Scan the data below for the string "English". Show every line where it turns up.

===

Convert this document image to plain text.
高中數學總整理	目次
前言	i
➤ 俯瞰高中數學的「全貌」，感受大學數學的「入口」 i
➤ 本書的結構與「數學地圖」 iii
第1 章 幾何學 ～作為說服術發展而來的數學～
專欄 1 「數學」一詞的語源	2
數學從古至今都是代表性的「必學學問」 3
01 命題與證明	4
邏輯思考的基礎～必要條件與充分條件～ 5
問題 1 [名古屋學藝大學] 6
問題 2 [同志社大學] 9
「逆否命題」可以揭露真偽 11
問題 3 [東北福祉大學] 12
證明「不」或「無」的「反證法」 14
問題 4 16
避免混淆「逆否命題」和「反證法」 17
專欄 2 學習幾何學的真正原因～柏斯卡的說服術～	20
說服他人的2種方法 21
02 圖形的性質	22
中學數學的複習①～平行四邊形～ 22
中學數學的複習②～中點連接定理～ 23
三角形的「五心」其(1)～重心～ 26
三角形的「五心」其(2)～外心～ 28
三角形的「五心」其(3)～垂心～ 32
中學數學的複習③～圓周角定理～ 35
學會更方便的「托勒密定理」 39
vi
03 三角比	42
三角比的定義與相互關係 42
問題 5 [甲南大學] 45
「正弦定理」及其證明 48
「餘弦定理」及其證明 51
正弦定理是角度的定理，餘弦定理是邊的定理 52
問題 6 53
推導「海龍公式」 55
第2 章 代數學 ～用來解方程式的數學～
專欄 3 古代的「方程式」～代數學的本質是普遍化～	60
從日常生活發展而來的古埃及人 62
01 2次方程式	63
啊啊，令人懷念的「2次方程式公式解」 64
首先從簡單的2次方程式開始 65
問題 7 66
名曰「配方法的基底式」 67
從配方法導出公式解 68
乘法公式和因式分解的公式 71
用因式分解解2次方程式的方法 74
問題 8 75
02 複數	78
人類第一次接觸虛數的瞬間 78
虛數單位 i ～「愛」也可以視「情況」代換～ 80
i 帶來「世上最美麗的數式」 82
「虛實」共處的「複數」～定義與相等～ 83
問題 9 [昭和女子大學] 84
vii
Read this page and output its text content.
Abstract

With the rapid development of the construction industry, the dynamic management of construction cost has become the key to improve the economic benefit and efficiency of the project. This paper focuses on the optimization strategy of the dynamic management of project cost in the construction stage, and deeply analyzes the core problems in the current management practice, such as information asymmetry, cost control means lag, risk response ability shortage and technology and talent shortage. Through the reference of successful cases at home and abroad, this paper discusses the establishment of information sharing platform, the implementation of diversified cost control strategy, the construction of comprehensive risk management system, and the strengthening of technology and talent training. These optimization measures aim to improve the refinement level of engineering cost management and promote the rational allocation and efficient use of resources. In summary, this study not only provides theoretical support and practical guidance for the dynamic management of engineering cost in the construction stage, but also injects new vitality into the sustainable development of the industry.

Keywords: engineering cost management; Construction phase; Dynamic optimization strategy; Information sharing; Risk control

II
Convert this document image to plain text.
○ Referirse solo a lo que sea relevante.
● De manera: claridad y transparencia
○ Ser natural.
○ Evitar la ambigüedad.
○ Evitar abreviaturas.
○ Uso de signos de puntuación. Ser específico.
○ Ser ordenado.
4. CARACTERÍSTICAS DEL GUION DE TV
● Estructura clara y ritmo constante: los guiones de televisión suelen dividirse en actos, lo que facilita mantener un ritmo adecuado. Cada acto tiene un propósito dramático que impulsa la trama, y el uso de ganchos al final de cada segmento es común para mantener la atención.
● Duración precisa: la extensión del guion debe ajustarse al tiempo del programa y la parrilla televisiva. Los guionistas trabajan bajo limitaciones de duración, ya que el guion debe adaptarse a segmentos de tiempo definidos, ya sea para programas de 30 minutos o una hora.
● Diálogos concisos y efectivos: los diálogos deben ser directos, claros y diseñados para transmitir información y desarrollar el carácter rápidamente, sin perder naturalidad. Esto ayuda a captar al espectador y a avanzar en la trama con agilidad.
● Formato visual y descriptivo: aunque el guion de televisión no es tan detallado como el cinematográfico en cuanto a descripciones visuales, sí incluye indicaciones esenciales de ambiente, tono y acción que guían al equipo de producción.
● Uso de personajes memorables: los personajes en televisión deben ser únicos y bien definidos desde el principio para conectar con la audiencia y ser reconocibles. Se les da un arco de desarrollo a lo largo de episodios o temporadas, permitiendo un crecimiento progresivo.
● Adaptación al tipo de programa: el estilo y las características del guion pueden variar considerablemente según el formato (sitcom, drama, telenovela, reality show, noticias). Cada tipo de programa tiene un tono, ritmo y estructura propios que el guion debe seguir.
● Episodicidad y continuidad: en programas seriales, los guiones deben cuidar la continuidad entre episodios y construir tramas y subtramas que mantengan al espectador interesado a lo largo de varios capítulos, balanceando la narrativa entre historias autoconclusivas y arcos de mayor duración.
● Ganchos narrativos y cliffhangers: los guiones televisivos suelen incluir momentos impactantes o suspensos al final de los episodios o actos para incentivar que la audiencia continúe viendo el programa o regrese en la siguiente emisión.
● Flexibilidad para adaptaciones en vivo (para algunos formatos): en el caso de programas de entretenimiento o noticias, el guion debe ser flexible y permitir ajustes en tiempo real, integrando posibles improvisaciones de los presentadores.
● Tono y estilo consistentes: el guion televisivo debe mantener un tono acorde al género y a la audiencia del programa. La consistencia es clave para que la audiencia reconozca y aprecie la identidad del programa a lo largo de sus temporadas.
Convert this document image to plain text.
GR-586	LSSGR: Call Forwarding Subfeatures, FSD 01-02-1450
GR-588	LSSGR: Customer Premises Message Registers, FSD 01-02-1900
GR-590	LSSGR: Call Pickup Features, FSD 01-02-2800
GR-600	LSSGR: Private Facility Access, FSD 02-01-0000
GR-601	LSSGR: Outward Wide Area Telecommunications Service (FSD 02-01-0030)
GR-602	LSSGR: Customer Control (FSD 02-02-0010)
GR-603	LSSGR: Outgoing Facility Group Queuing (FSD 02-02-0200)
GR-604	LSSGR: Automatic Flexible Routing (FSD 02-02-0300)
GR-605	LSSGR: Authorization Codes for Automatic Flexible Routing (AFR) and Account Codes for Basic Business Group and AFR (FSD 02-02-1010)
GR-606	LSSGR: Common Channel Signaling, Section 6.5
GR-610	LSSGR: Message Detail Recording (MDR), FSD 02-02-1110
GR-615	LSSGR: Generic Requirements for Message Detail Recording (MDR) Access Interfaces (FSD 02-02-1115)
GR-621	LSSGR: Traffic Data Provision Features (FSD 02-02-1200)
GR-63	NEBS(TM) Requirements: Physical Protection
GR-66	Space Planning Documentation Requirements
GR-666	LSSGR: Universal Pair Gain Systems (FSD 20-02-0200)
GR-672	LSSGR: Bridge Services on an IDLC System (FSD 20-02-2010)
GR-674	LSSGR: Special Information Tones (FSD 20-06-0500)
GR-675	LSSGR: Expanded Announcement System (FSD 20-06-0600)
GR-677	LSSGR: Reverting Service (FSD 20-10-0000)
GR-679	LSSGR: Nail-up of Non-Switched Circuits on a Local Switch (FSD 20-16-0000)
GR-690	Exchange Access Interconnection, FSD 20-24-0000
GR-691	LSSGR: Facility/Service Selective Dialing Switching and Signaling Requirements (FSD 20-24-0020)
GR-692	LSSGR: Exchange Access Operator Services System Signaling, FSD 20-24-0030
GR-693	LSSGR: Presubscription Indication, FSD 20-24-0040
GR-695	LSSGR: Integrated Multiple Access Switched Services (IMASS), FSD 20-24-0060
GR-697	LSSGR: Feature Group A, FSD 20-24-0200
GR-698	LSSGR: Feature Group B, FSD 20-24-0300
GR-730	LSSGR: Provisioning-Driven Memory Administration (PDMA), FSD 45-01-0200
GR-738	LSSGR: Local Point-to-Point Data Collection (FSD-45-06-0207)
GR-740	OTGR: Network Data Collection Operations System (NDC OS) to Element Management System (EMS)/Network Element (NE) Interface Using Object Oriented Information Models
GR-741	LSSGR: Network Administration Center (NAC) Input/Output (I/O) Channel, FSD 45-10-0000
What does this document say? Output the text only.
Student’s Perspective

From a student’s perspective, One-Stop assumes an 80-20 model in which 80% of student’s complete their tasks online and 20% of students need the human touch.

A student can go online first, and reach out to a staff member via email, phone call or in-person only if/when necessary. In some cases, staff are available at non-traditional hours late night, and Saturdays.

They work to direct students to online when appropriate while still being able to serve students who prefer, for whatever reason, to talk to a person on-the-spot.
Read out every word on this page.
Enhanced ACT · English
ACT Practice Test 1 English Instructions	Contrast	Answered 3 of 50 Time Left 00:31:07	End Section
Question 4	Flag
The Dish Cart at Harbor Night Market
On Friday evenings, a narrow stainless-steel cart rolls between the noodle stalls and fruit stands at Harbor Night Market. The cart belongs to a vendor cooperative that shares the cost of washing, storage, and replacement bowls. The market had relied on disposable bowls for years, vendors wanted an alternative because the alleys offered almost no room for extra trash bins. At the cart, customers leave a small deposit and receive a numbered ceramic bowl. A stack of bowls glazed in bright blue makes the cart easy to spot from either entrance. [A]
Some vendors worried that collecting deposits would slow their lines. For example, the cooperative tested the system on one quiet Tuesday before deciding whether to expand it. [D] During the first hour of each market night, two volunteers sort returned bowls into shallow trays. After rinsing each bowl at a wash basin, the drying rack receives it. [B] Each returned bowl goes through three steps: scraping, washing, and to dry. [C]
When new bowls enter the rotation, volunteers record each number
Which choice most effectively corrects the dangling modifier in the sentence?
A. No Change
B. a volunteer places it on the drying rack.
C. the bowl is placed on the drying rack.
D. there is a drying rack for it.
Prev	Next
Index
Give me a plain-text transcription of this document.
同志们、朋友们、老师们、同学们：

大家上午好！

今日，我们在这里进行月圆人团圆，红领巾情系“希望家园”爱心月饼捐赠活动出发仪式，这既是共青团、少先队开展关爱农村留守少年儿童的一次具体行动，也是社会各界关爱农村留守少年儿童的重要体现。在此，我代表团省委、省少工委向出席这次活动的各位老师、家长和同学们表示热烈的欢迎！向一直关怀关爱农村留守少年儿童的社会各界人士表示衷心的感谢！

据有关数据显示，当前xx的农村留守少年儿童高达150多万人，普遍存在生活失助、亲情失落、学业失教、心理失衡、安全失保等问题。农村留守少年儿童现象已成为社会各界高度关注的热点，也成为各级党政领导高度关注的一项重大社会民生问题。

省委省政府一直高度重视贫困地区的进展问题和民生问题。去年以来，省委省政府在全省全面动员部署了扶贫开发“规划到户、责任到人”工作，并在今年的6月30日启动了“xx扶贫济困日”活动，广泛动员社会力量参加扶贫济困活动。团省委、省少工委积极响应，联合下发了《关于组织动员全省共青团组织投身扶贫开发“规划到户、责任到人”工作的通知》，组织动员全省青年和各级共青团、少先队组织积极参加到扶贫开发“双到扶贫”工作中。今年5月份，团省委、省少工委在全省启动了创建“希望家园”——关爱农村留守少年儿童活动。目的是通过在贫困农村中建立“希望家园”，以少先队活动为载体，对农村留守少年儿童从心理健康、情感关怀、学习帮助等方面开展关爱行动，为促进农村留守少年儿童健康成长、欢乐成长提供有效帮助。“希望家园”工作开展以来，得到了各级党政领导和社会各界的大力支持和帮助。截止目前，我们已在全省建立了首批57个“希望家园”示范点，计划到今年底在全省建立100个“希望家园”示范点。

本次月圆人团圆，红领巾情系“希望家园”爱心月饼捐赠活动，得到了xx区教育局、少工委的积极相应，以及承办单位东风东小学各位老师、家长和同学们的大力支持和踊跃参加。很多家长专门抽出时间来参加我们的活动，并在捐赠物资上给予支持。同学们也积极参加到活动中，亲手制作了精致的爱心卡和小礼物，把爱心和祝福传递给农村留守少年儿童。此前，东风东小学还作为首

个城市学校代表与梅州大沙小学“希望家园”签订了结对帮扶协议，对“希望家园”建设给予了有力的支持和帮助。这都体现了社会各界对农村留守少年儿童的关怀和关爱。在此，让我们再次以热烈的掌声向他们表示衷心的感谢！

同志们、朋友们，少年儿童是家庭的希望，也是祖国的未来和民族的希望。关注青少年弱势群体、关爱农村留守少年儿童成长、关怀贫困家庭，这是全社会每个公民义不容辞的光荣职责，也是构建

===

* Expected answer:
Enhanced ACT · English
ACT Practice Test 1 English Instructions	Contrast	Answered 3 of 50 Time Left 00:31:07	End Section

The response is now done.